[Exercise details] Report how many lines hold the word "become"; answer with the number alone.

— START OF Records provided —

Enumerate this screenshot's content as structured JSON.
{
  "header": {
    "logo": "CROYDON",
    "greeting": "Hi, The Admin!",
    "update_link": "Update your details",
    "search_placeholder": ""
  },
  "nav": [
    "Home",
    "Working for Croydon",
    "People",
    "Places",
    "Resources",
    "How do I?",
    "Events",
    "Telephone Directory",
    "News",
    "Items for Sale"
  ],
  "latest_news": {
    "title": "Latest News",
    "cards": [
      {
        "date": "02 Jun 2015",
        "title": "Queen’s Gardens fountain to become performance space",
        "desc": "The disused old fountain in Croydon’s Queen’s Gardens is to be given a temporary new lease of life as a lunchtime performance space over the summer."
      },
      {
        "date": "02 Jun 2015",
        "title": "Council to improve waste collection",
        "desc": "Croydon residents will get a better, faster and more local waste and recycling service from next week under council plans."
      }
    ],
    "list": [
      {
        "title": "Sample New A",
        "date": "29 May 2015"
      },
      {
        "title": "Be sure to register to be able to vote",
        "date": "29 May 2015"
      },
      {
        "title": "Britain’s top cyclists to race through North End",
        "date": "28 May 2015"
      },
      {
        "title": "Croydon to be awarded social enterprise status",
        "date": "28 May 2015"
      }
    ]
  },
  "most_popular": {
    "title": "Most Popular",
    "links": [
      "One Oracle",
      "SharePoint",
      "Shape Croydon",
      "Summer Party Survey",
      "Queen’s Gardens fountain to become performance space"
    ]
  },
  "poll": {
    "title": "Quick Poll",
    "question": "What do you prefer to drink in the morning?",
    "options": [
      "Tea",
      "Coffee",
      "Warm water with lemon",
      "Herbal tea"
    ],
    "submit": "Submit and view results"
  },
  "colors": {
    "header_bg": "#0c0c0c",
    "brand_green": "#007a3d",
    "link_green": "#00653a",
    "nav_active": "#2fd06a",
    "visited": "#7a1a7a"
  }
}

— END OF Records provided —

[Answer to this task] 2